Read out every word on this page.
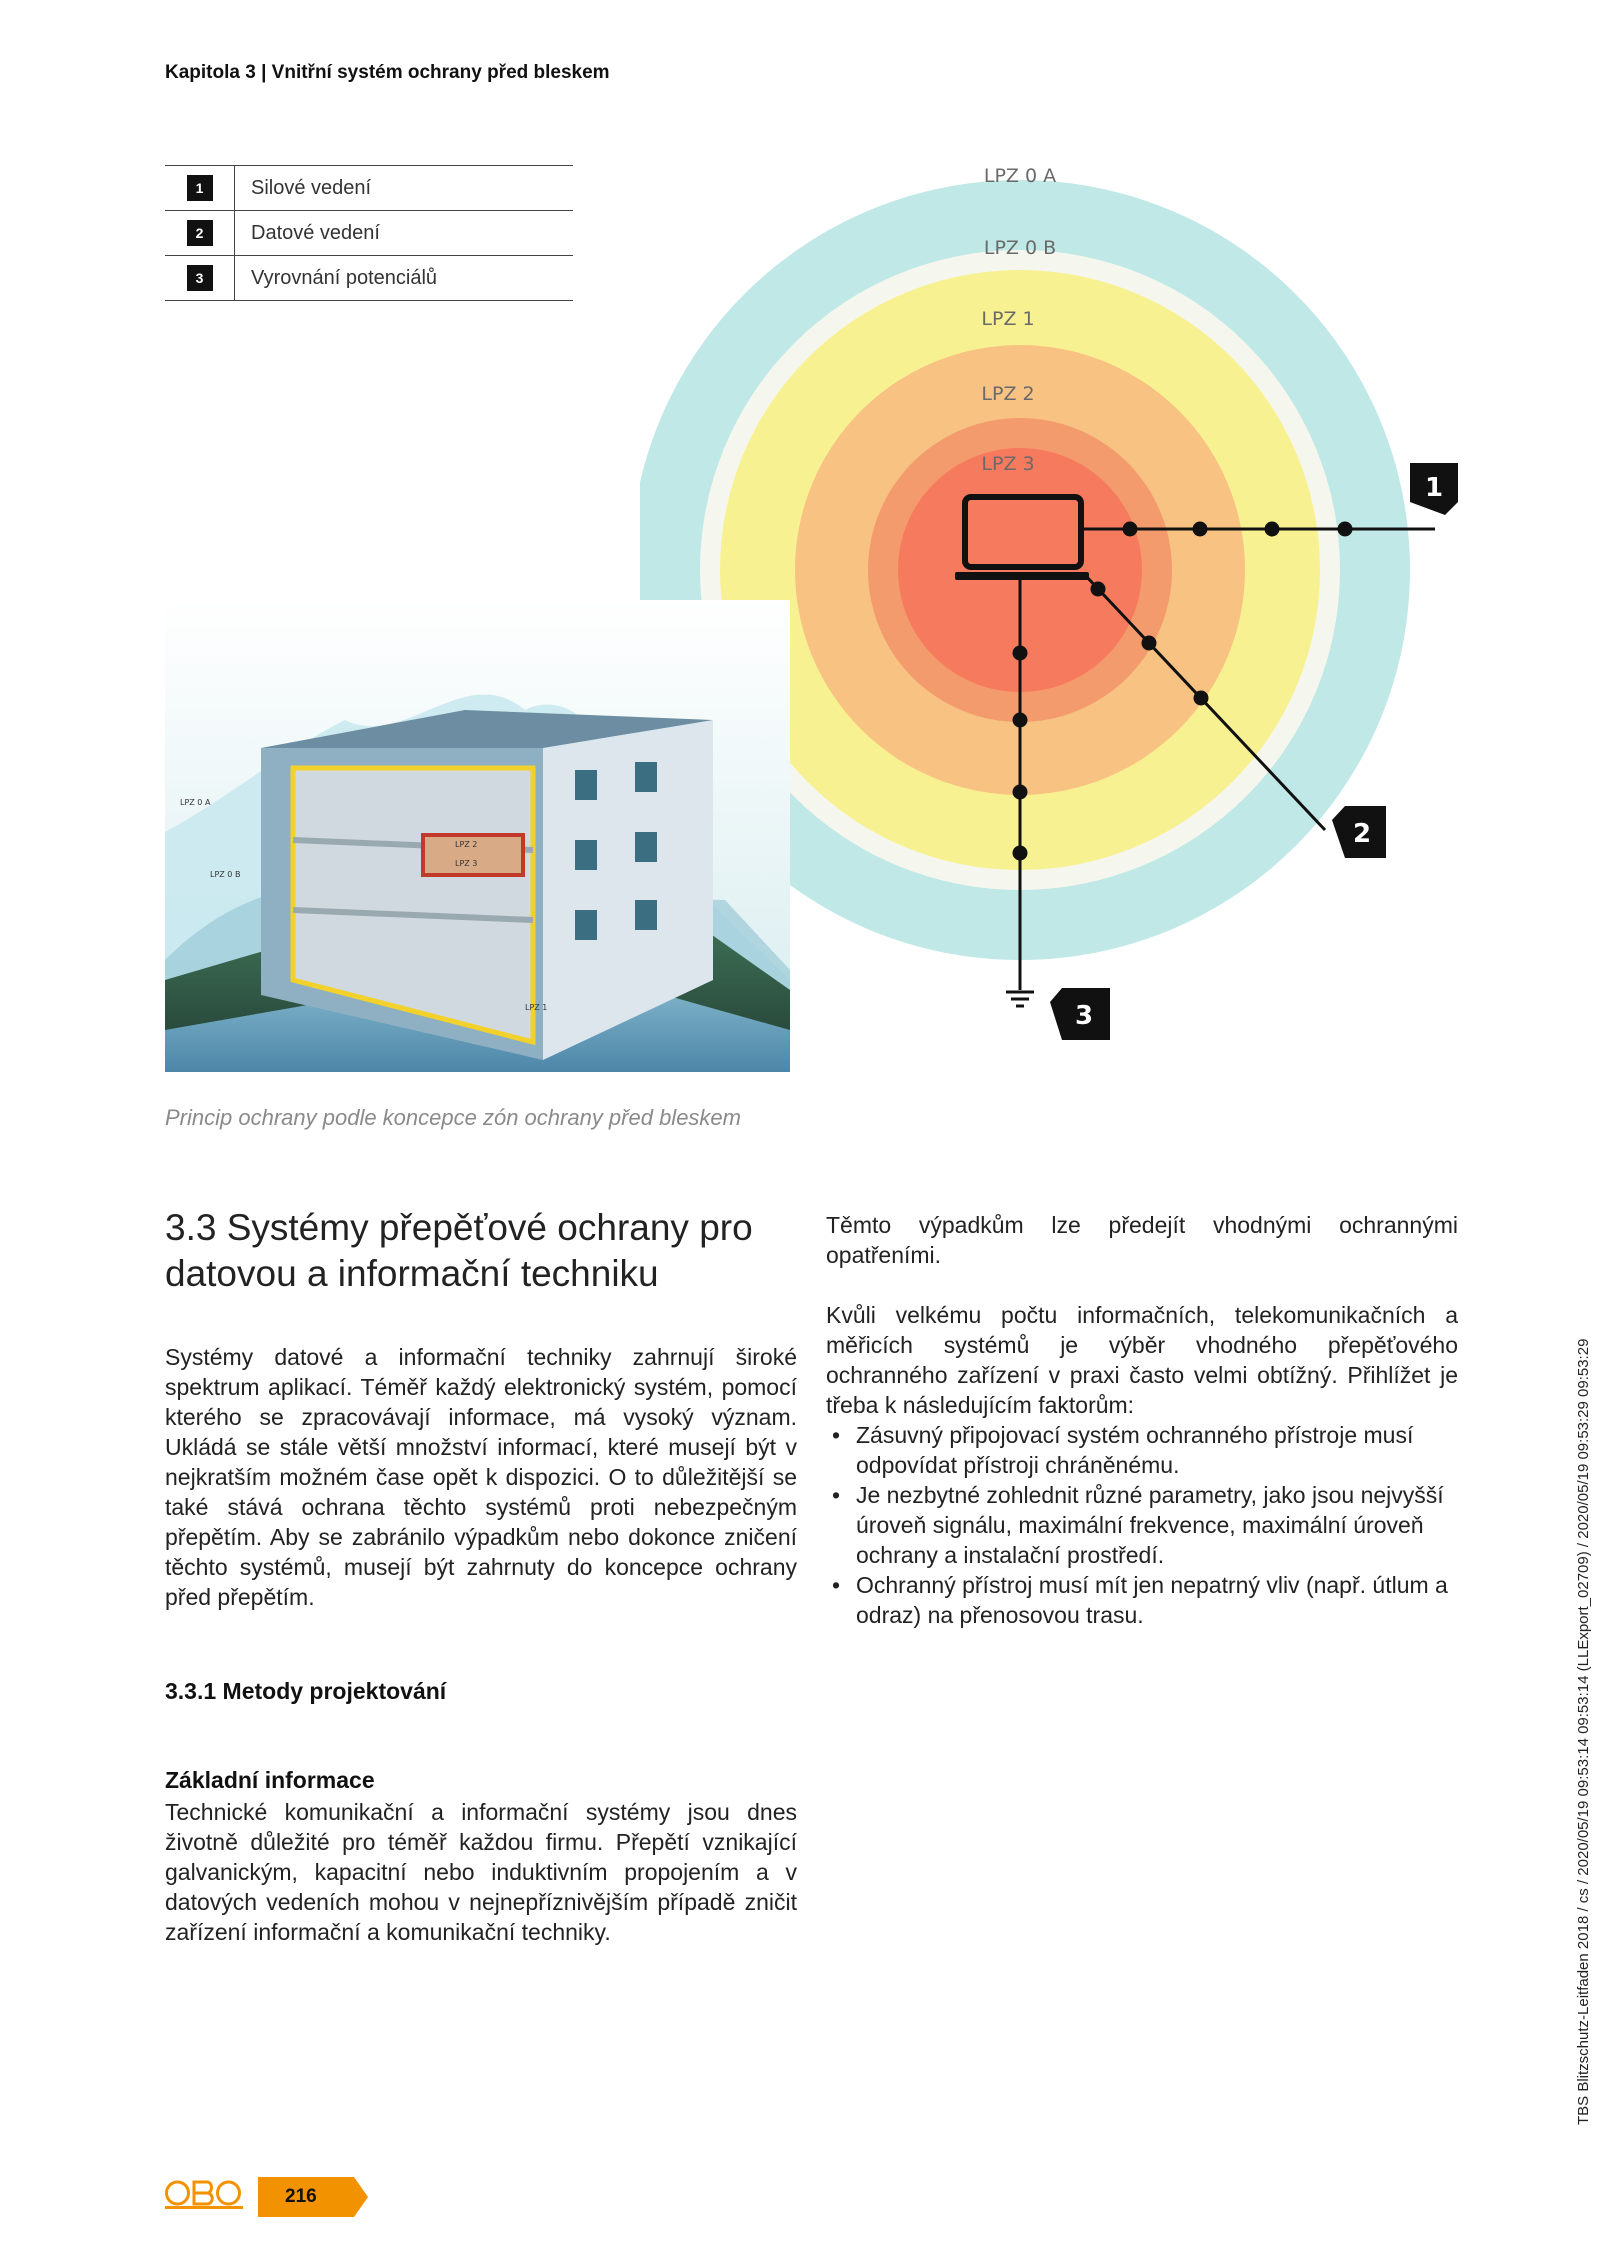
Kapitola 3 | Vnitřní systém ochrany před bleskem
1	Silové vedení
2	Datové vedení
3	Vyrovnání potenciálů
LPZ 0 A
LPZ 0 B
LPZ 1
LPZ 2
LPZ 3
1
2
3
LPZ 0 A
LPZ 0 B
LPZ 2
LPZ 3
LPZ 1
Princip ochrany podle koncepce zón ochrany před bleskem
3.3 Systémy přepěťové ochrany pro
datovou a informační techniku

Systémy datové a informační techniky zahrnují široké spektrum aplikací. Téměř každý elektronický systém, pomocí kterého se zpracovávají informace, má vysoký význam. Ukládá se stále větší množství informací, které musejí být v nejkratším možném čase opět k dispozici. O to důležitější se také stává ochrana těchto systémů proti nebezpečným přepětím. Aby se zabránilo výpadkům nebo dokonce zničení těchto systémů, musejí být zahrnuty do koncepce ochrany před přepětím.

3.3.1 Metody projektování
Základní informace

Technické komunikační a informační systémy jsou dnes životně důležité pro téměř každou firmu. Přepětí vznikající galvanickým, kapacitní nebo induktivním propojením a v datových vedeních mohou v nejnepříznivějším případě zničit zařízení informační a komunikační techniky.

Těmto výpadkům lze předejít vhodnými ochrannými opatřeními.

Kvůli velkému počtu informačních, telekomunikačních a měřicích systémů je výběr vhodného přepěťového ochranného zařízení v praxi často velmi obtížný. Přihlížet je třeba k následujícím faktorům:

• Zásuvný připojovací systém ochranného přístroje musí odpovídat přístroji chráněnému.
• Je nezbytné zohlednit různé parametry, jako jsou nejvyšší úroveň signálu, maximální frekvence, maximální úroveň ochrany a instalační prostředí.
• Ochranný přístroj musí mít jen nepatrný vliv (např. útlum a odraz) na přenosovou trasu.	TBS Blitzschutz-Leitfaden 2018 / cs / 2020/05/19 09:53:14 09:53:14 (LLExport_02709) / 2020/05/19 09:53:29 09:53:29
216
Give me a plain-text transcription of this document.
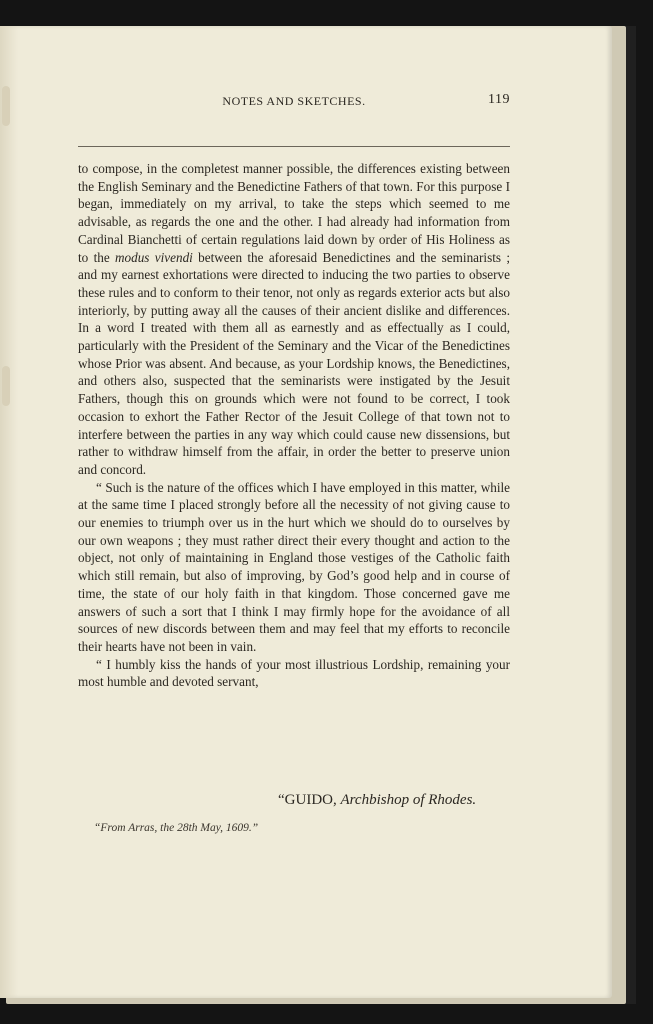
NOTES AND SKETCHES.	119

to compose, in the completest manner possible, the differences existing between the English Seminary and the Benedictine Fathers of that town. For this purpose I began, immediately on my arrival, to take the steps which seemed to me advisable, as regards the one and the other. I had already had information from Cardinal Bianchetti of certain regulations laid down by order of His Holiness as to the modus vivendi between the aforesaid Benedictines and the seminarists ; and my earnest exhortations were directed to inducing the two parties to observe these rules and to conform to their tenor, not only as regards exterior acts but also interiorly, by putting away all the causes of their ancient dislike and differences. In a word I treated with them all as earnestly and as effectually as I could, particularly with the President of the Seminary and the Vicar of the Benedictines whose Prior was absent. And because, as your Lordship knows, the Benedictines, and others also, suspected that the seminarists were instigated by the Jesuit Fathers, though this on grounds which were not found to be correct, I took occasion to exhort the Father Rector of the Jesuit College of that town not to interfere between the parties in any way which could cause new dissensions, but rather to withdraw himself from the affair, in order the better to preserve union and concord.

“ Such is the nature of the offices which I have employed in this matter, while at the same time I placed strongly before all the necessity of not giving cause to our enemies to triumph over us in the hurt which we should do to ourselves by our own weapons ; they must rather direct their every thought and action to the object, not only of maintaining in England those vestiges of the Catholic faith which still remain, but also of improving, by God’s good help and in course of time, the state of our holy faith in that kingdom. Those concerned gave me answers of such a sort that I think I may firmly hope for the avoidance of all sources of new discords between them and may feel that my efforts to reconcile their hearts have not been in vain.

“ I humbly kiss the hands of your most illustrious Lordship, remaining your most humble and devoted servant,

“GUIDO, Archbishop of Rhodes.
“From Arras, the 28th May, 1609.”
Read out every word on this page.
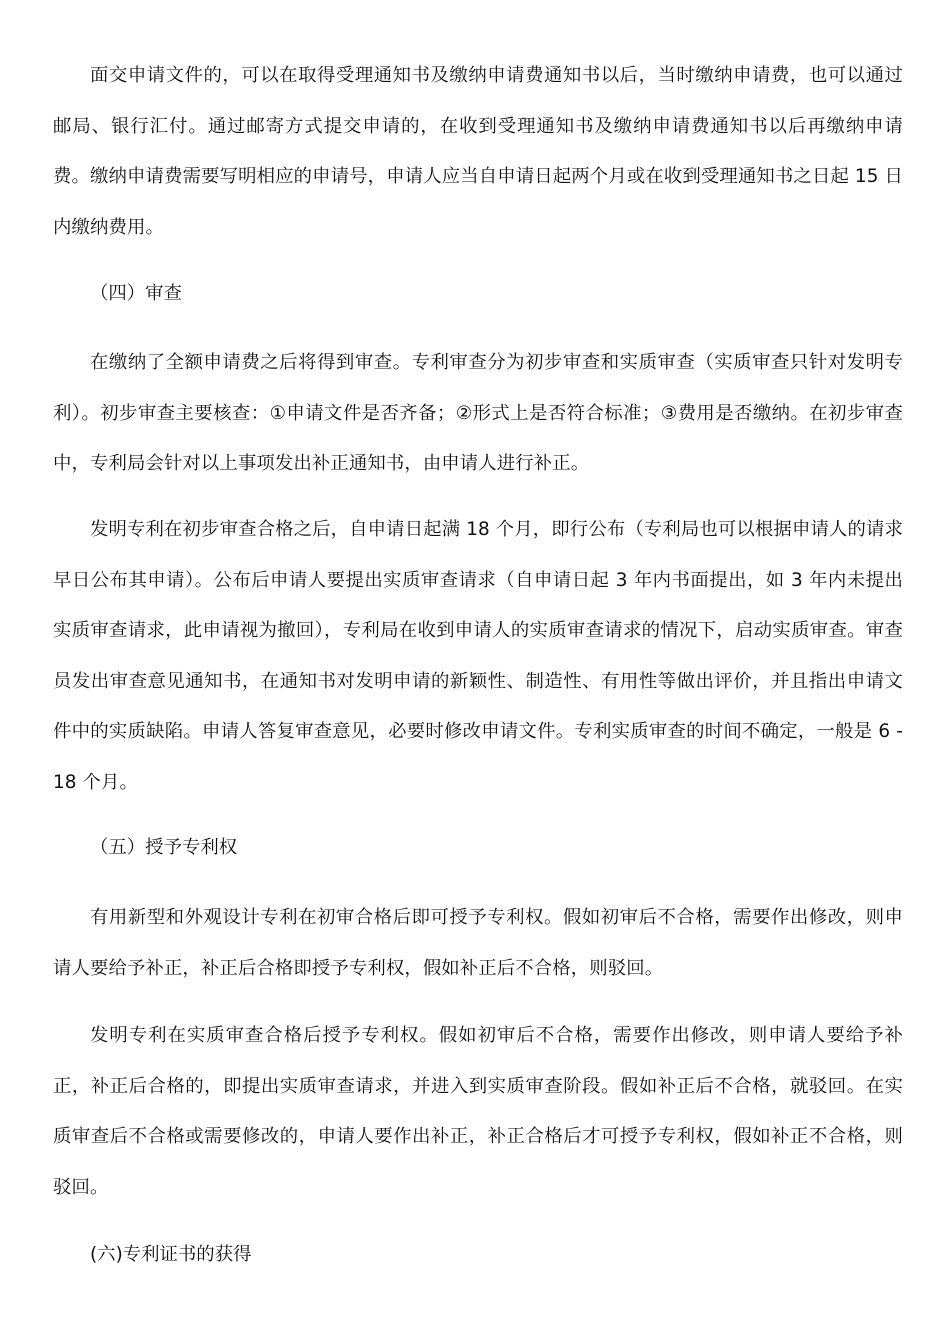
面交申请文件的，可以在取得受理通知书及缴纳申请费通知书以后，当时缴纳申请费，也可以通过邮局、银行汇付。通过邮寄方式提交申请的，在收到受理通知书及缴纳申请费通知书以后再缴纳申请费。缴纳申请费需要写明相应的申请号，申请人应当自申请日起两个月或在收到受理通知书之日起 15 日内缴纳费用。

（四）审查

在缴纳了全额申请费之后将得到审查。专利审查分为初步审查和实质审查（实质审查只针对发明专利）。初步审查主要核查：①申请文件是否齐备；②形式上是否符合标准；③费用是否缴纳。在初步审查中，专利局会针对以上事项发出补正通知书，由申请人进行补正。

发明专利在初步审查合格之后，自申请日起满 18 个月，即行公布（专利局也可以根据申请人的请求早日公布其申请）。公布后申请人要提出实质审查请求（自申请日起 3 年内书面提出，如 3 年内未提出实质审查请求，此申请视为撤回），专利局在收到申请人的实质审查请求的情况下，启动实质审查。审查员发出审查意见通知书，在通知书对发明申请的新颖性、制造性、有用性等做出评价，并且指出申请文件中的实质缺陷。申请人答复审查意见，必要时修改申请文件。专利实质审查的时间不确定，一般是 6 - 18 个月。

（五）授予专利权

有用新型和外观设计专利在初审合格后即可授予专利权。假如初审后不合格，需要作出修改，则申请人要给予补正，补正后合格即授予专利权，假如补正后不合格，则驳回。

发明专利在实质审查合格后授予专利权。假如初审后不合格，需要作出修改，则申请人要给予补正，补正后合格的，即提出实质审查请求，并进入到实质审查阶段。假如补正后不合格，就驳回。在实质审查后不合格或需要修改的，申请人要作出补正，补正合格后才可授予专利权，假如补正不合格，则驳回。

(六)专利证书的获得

INSTRUCTIONS TO FOLLOW → Write out every line of the entries that holds the word "需要作出修改".

THE SOLUTION →
有用新型和外观设计专利在初审合格后即可授予专利权。假如初审后不合格，需要作出修改，则申请人要给予补正，补正后合格即授予专利权，假如补正后不合格，则驳回。
发明专利在实质审查合格后授予专利权。假如初审后不合格，需要作出修改，则申请人要给予补正，补正后合格的，即提出实质审查请求，并进入到实质审查阶段。假如补正后不合格，就驳回。在实质审查后不合格或需要修改的，申请人要作出补正，补正合格后才可授予专利权，假如补正不合格，则驳回。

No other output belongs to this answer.